** start TEXT SECTION **

Problems of Emancipation

November 13th, 2013 by wes3

This week’s readings address the tensions arising between whites and non-whites over the issue of freedom, citizenship, and labor relations during the Age of Emancipation.

Before I examine each monograph individually, I want to briefly mention a few common themes I have found in these works.  First, social revolution often followed the abolition of slavery.  Freeing thousands or millions of slaves directly challenged a society’s social, economic, and political dynamics.  In turn, this led to tensions between freedpeople who demanded equality and autonomy and planters who attempted to maintain their economic livelihoods and social hegemony.

Second, these societal transformations were different in every region (to a point), but at the heart of these changes was the struggle over what freedom meant.  Racial egalitarianism? Citizenship? Occupational freedom? Free labor?  In almost every case study in this set of readings, the state, federal and colonial governments often failed to recognize ex-slaves as full and equal citizens.  Instead, they searched for ways to keep their ex-slaves/laborers on plantations, or importing new laborers than can exploit (indentured laborers).

** end TEXT SECTION **
** start INFORMATION GIVEN **

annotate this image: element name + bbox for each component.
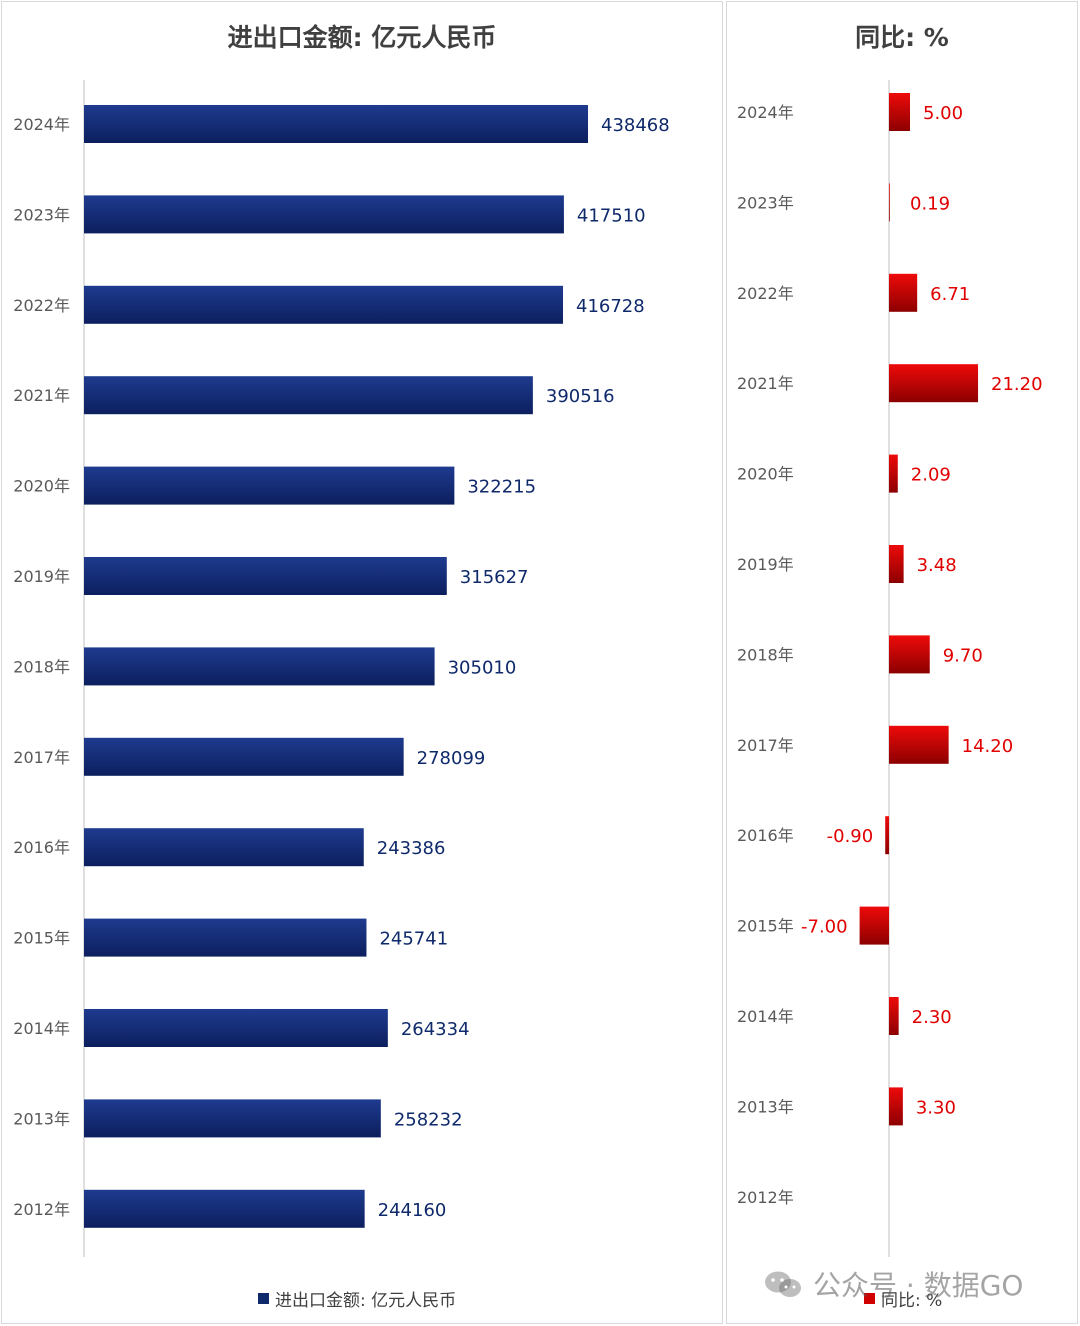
yoy-data-label: -7.00	[801, 917, 848, 938]
amount-data-label: 322215	[467, 477, 536, 498]
yoy-category-label: 2019年	[737, 555, 794, 574]
amount-category-label: 2024年	[13, 115, 70, 134]
amount-bar	[84, 376, 533, 415]
yoy-bar	[889, 635, 930, 674]
yoy-category-label: 2016年	[737, 826, 794, 845]
yoy-bar	[889, 1087, 903, 1126]
yoy-category-label: 2023年	[737, 193, 794, 212]
amount-data-label: 245741	[379, 929, 448, 950]
yoy-bar	[889, 273, 918, 312]
amount-bar	[84, 647, 435, 686]
yoy-legend-swatch	[864, 1293, 875, 1304]
amount-data-label: 315627	[460, 567, 529, 588]
yoy-chart-title: 同比: %	[855, 23, 949, 52]
amount-bar	[84, 195, 564, 234]
amount-data-label: 305010	[448, 657, 517, 678]
amount-data-label: 278099	[417, 748, 486, 769]
amount-category-label: 2013年	[13, 1109, 70, 1128]
yoy-bar	[889, 545, 904, 583]
yoy-legend-label: 同比: %	[881, 1291, 943, 1311]
amount-category-label: 2016年	[13, 838, 70, 857]
yoy-bar	[889, 183, 890, 222]
yoy-data-label: -0.90	[827, 826, 874, 847]
amount-data-label: 258232	[394, 1109, 463, 1130]
amount-bar	[84, 1099, 381, 1138]
yoy-category-label: 2017年	[737, 736, 794, 755]
yoy-bar	[859, 906, 889, 945]
amount-bar	[84, 828, 364, 867]
amount-data-label: 264334	[401, 1019, 470, 1040]
amount-data-label: 417510	[577, 205, 646, 226]
amount-data-label: 416728	[576, 296, 645, 317]
amount-bar	[84, 918, 367, 957]
amount-bar	[84, 1189, 365, 1228]
amount-chart-panel: 进出口金额: 亿元人民币 2024年 438468 2023年 417510 2022年…	[1, 1, 723, 1324]
amount-category-label: 2018年	[13, 657, 70, 676]
amount-bar	[84, 285, 564, 324]
yoy-chart-svg: 2024年 5.00 2023年 0.19 2022年 6.71 2021年 21.20 202…	[737, 80, 1043, 1257]
yoy-bar	[889, 725, 949, 764]
yoy-chart-panel: 同比: % 2024年 5.00 2023年 0.19 2022年 6.71 2021年 21…	[726, 1, 1078, 1324]
yoy-data-label: 3.48	[917, 555, 957, 576]
yoy-bar	[889, 364, 979, 403]
amount-chart-svg: 2024年 438468 2023年 417510 2022年 416728 2021年 39…	[13, 80, 670, 1257]
yoy-data-label: 0.19	[910, 193, 950, 214]
yoy-bar	[889, 93, 910, 131]
amount-data-label: 438468	[601, 115, 670, 136]
yoy-bar	[889, 997, 899, 1035]
yoy-category-label: 2013年	[737, 1097, 794, 1116]
amount-category-label: 2023年	[13, 205, 70, 224]
watermark: 公众号 · 数据GO	[763, 1264, 1023, 1304]
amount-bar	[84, 557, 447, 595]
yoy-bar	[889, 454, 898, 493]
amount-chart-title: 进出口金额: 亿元人民币	[227, 23, 497, 52]
amount-legend-label: 进出口金额: 亿元人民币	[275, 1291, 457, 1311]
amount-legend-swatch	[258, 1293, 269, 1304]
yoy-data-label: 2.30	[912, 1007, 952, 1028]
amount-data-label: 244160	[378, 1200, 447, 1221]
yoy-data-label: 21.20	[991, 374, 1043, 395]
amount-bar	[84, 737, 404, 776]
amount-category-label: 2014年	[13, 1019, 70, 1038]
yoy-data-label: 3.30	[916, 1097, 956, 1118]
yoy-data-label: 2.09	[911, 465, 951, 486]
amount-category-label: 2020年	[13, 477, 70, 496]
yoy-data-label: 5.00	[923, 103, 963, 124]
yoy-bar	[885, 816, 889, 855]
yoy-category-label: 2020年	[737, 465, 794, 484]
amount-bar	[84, 105, 588, 143]
amount-category-label: 2022年	[13, 296, 70, 315]
yoy-category-label: 2012年	[737, 1188, 794, 1207]
yoy-legend: 同比: %	[864, 1286, 942, 1311]
yoy-category-label: 2022年	[737, 284, 794, 303]
amount-category-label: 2021年	[13, 386, 70, 405]
yoy-category-label: 2015年	[737, 917, 794, 936]
amount-category-label: 2017年	[13, 748, 70, 767]
amount-category-label: 2019年	[13, 567, 70, 586]
yoy-category-label: 2021年	[737, 374, 794, 393]
yoy-data-label: 14.20	[962, 736, 1014, 757]
amount-category-label: 2012年	[13, 1200, 70, 1219]
watermark-text: 公众号 · 数据GO	[813, 1269, 1024, 1302]
yoy-category-label: 2014年	[737, 1007, 794, 1026]
yoy-category-label: 2024年	[737, 103, 794, 122]
yoy-category-label: 2018年	[737, 645, 794, 664]
amount-bar	[84, 466, 455, 505]
amount-data-label: 243386	[377, 838, 446, 859]
amount-legend: 进出口金额: 亿元人民币	[258, 1286, 456, 1311]
yoy-data-label: 9.70	[943, 645, 983, 666]
yoy-data-label: 6.71	[930, 284, 970, 305]
wechat-icon	[765, 1271, 801, 1297]
amount-data-label: 390516	[546, 386, 615, 407]
amount-bar	[84, 1009, 388, 1047]
amount-category-label: 2015年	[13, 929, 70, 948]
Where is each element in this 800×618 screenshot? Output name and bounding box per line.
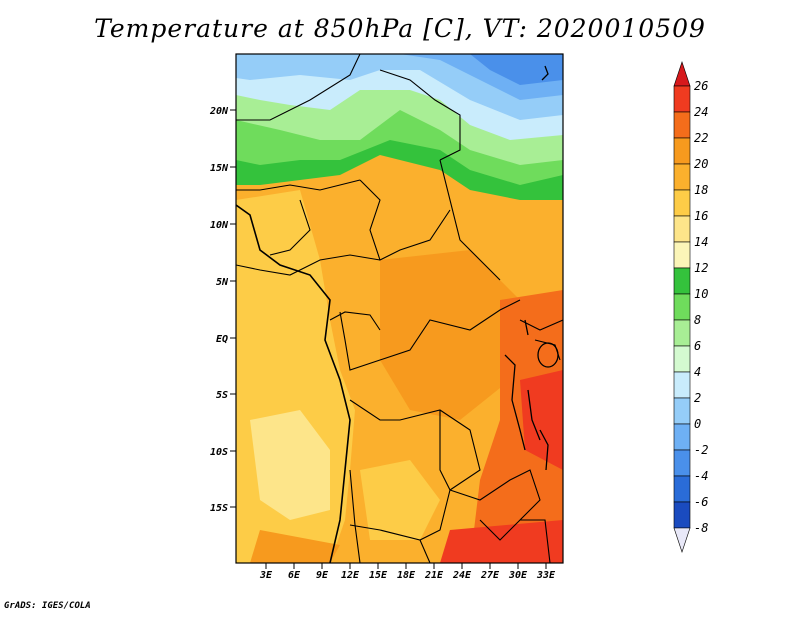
lon-label-15e: 15E <box>369 570 388 581</box>
field-darkerblue <box>470 54 563 85</box>
colorbar-label: 26 <box>694 79 708 93</box>
colorbar-label: 24 <box>694 105 708 119</box>
map-frame <box>235 53 564 564</box>
lon-label-3e: 3E <box>259 570 273 581</box>
colorbar-box <box>673 319 691 347</box>
longitude-axis: 3E 6E 9E 12E 15E 18E 21E 24E 27E 30E 33E <box>259 563 556 581</box>
colorbar-box <box>673 215 691 243</box>
lat-tick-15s: 15S <box>210 503 236 514</box>
latitude-axis: 20N 15N 10N 5N EQ 5S 10S 15S <box>209 106 236 514</box>
lat-label-10s: 10S <box>210 447 228 458</box>
colorbar-box <box>673 371 691 399</box>
colorbar-label: 4 <box>694 365 701 379</box>
lat-label-20n: 20N <box>209 106 229 117</box>
colorbar-box <box>673 85 691 113</box>
colorbar-box <box>673 111 691 139</box>
lakes <box>504 65 559 471</box>
colorbar-label: 6 <box>694 339 701 353</box>
lat-label-10n: 10N <box>210 220 229 231</box>
lat-tick-5n: 5N <box>216 277 236 288</box>
colorbar-label: 22 <box>694 131 708 145</box>
lat-label-eq: EQ <box>216 334 228 345</box>
colorbar-box <box>673 241 691 269</box>
colorbar-label: 0 <box>694 417 701 431</box>
colorbar-label: -8 <box>694 521 708 535</box>
colorbar-label: -6 <box>694 495 708 509</box>
chart-title: Temperature at 850hPa [C], VT: 202001050… <box>94 14 706 43</box>
lat-tick-15n: 15N <box>210 163 236 174</box>
colorbar-box <box>673 163 691 191</box>
lon-label-30e: 30E <box>508 570 528 581</box>
lat-tick-10s: 10S <box>210 447 236 458</box>
field-east <box>470 290 563 563</box>
lat-tick-10n: 10N <box>210 220 236 231</box>
colorbar-label: 14 <box>694 235 708 249</box>
lat-label-15s: 15S <box>210 503 228 514</box>
colorbar-over-arrow <box>673 61 691 87</box>
coastline <box>236 204 351 563</box>
colorbar-box <box>673 345 691 373</box>
colorbar-label: 2 <box>694 391 701 405</box>
field-east-hot <box>520 370 563 470</box>
colorbar-label: -2 <box>694 443 708 457</box>
field-kalahari <box>360 460 440 540</box>
shaded-field <box>236 54 563 563</box>
field-ocean-light <box>250 410 330 520</box>
lon-label-24e: 24E <box>452 570 472 581</box>
country-borders <box>236 54 563 563</box>
lat-tick-eq: EQ <box>216 334 236 345</box>
field-central <box>380 250 520 420</box>
colorbar-box <box>673 267 691 295</box>
colorbar-label: 18 <box>694 183 708 197</box>
colorbar-box <box>673 501 691 529</box>
colorbar-label: 16 <box>694 209 708 223</box>
colorbar-label: 8 <box>694 313 701 327</box>
lat-tick-20n: 20N <box>209 106 236 117</box>
lon-label-9e: 9E <box>316 570 329 581</box>
lon-label-12e: 12E <box>341 570 360 581</box>
lat-label-15n: 15N <box>210 163 229 174</box>
colorbar-box <box>673 475 691 503</box>
field-sw <box>250 530 340 563</box>
lat-label-5s: 5S <box>216 390 228 401</box>
colorbar-box <box>673 423 691 451</box>
grads-credit: GrADS: IGES/COLA <box>4 601 91 611</box>
lon-label-27e: 27E <box>480 570 500 581</box>
colorbar-label: 10 <box>694 287 708 301</box>
lon-label-33e: 33E <box>536 570 556 581</box>
colorbar-box <box>673 397 691 425</box>
lat-label-5n: 5N <box>216 277 229 288</box>
field-south-hot <box>440 520 563 563</box>
colorbar-box <box>673 293 691 321</box>
colorbar-label: 12 <box>694 261 708 275</box>
lon-label-6e: 6E <box>288 570 301 581</box>
colorbar-box <box>673 189 691 217</box>
lon-label-18e: 18E <box>397 570 416 581</box>
colorbar-under-arrow <box>673 527 691 553</box>
lat-tick-5s: 5S <box>216 390 236 401</box>
colorbar-box <box>673 137 691 165</box>
lon-label-21e: 21E <box>424 570 444 581</box>
colorbar-label: -4 <box>694 469 708 483</box>
colorbar-label: 20 <box>694 157 708 171</box>
colorbar-box <box>673 449 691 477</box>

** end INFORMATION GIVEN **

TO DO
A: Copy the part of the listing that opens with the line containing "lon-label-15e: 15E <box>369 570 388 581</box>" and closes with the line containing "colorbar-box <box>673 319 691 347</box>", including both of those lines.
B: Continue the text on the problems of emancipation from the point at which it stops.
The text on emancipation and the listing have no connection to each other.

THE RESULTS
A:
lon-label-15e: 15E <box>369 570 388 581</box>
field-darkerblue <box>470 54 563 85</box>
colorbar-label: 26 <box>694 79 708 93</box>
colorbar-label: 24 <box>694 105 708 119</box>
map-frame <box>235 53 564 564</box>
lon-label-3e: 3E <box>259 570 273 581</box>
colorbar-box <box>673 319 691 347</box>

B:
Third, the problems associated with emancipation were linked to the Age of Revolution’s notions of “rights of man,” freedom, and capitalism.  Put differently, governments attempted to balance capitalist’s demands for labor while maintaining the liberty and freedoms of workers (usually, the demands for plantation labor took precedence).  Finally, the question facing post-emancipation societies was: what shall we do with the ex-slave, and how can we secure industrious labor?  In a way this question is self-evident, otherwise there would be no need for slavery.  Capitalist planters need a cheap supply of workers.  With the criminalization of slaveholding, they ultimately turned to new coercive labor reforms, pushed blacks out of the body politic (if they were able to enter in the first place), solidify white supremacy, and created laws that offered them control over their workers.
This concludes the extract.